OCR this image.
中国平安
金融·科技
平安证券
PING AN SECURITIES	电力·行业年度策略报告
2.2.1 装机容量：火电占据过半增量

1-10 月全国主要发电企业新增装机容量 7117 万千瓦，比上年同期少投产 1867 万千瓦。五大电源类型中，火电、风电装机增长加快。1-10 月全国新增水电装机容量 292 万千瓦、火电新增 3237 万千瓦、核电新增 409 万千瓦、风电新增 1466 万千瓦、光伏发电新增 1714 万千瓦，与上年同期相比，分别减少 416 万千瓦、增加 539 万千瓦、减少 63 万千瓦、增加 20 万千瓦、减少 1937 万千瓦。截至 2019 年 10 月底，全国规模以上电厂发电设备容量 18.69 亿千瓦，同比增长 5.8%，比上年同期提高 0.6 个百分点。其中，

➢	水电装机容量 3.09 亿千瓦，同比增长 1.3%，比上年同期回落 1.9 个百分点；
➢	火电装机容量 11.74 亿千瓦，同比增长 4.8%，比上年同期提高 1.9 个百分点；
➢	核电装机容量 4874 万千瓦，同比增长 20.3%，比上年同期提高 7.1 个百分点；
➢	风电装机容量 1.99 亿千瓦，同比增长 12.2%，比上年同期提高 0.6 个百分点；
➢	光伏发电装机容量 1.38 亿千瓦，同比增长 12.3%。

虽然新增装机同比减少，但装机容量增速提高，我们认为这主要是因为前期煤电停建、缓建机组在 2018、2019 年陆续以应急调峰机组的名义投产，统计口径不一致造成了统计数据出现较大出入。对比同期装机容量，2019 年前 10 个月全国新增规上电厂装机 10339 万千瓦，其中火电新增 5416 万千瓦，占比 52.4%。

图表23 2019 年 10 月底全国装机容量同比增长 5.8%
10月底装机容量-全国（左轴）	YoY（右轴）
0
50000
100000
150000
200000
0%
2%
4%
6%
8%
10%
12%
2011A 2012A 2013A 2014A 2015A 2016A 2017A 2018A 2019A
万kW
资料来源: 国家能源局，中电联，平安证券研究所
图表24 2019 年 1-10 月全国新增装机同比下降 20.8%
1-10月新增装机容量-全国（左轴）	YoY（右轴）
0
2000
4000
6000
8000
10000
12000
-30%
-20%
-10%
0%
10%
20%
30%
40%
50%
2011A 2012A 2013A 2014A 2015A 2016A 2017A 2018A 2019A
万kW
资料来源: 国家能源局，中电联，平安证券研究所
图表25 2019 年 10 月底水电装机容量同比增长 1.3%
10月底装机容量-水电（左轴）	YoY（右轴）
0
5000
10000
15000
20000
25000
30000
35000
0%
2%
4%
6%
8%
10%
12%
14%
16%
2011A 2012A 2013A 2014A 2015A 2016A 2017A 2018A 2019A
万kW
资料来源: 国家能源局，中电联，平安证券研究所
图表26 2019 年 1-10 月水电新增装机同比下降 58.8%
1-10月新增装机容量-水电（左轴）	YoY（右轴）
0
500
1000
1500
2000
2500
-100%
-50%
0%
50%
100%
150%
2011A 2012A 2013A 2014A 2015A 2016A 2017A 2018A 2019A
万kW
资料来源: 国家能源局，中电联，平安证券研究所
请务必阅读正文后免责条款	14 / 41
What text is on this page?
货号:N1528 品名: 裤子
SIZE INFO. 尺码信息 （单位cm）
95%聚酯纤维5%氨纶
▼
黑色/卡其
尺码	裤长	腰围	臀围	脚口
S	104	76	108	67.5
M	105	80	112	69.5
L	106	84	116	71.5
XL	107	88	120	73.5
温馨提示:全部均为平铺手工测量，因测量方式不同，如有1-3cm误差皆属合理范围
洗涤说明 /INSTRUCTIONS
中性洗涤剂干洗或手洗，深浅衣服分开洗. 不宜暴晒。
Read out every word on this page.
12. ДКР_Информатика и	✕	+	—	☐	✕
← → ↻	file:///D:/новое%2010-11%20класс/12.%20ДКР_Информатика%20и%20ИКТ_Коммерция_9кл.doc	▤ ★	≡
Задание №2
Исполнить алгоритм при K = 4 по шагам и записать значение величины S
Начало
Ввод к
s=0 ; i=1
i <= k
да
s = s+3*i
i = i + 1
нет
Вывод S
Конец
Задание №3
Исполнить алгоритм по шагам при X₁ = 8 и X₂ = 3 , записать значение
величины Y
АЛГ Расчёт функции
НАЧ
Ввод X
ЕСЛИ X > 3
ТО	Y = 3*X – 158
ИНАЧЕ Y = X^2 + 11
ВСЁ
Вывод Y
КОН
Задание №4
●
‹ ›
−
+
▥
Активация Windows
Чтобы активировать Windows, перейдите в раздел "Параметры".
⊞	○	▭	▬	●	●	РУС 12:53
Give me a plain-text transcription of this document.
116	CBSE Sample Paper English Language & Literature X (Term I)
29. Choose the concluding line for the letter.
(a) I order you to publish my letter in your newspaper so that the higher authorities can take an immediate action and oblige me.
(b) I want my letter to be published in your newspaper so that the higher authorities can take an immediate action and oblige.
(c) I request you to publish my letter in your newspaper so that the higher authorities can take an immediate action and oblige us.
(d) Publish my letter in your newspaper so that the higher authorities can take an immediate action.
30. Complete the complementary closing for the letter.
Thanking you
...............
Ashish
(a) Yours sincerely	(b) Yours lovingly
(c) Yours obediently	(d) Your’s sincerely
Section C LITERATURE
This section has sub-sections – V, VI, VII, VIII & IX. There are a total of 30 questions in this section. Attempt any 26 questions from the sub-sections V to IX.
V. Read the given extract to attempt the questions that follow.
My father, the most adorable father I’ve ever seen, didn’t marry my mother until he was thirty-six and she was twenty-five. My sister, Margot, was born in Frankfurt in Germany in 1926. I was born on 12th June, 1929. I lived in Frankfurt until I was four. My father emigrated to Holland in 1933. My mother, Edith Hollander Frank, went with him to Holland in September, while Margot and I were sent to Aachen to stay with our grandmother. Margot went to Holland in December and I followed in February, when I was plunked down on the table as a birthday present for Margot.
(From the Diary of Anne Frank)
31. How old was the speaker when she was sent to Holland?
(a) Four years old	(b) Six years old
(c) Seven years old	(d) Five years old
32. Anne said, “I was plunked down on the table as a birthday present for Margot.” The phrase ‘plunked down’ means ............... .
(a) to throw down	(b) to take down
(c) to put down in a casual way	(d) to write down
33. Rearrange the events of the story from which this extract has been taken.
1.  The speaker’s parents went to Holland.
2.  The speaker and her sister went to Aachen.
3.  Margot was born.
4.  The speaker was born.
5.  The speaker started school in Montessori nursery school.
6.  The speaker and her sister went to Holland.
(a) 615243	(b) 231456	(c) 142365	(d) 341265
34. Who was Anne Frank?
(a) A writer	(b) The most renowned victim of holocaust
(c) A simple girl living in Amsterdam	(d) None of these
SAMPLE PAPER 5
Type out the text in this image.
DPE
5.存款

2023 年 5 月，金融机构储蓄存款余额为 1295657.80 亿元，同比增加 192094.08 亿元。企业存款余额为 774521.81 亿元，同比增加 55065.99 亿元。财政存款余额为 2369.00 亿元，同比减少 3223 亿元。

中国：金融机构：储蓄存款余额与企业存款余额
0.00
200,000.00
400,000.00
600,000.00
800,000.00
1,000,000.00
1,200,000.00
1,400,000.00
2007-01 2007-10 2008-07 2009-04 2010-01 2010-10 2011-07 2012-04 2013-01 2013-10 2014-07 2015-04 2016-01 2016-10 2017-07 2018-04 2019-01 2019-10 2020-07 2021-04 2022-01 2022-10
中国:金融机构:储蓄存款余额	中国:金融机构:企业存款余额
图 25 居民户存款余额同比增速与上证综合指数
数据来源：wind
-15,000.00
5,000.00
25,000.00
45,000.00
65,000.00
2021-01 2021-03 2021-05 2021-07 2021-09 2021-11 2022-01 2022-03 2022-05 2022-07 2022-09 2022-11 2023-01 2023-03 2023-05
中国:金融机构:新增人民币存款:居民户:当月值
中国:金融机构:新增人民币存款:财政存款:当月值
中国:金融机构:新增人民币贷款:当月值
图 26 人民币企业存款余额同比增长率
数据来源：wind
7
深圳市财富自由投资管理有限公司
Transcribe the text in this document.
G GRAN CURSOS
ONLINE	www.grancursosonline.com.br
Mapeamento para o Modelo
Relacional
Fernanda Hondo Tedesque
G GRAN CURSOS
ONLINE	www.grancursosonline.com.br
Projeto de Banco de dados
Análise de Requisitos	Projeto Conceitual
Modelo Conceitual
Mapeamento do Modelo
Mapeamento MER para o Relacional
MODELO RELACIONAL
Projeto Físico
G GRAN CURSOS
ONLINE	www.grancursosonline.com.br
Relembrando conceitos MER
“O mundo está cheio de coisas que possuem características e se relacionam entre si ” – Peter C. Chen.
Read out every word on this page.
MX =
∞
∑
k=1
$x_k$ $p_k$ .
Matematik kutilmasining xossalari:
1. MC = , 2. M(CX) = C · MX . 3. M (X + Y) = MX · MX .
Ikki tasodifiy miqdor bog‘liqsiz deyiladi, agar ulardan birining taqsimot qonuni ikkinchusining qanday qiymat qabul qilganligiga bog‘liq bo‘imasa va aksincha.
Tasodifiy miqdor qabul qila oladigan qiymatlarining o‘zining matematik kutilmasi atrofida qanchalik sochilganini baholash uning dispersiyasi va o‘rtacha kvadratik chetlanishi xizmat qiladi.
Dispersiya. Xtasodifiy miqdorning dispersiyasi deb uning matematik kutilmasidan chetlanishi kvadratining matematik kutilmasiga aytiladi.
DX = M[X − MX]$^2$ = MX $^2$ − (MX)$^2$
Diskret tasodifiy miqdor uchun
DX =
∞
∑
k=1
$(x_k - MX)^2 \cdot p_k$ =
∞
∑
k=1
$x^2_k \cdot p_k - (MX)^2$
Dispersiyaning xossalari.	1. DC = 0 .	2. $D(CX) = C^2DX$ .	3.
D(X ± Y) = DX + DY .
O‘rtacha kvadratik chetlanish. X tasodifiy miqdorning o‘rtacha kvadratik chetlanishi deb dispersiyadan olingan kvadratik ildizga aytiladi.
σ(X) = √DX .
::::
Pick out each line that holds the string "action".

(a) I order you to publish my letter in your newspaper so that the higher authorities can take an immediate action and oblige me.
(b) I want my letter to be published in your newspaper so that the higher authorities can take an immediate action and oblige.
(c) I request you to publish my letter in your newspaper so that the higher authorities can take an immediate action and oblige us.
(d) Publish my letter in your newspaper so that the higher authorities can take an immediate action.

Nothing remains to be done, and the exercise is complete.